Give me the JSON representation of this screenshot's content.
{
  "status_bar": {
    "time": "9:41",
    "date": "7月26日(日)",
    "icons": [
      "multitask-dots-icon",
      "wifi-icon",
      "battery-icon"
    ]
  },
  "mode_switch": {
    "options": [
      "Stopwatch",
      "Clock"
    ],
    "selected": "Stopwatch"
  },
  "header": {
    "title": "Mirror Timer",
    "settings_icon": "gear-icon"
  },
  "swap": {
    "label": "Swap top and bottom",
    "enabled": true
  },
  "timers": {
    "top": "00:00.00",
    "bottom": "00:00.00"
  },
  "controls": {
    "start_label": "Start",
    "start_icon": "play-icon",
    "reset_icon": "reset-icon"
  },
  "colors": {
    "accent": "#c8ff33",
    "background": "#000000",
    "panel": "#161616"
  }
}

------------------------------------------------

EXERCISE = Which lines hold the string "bottom"? Copy all of them from the data above.

ANSWER IN FULL =
    "label": "Swap top and bottom",
    "bottom": "00:00.00"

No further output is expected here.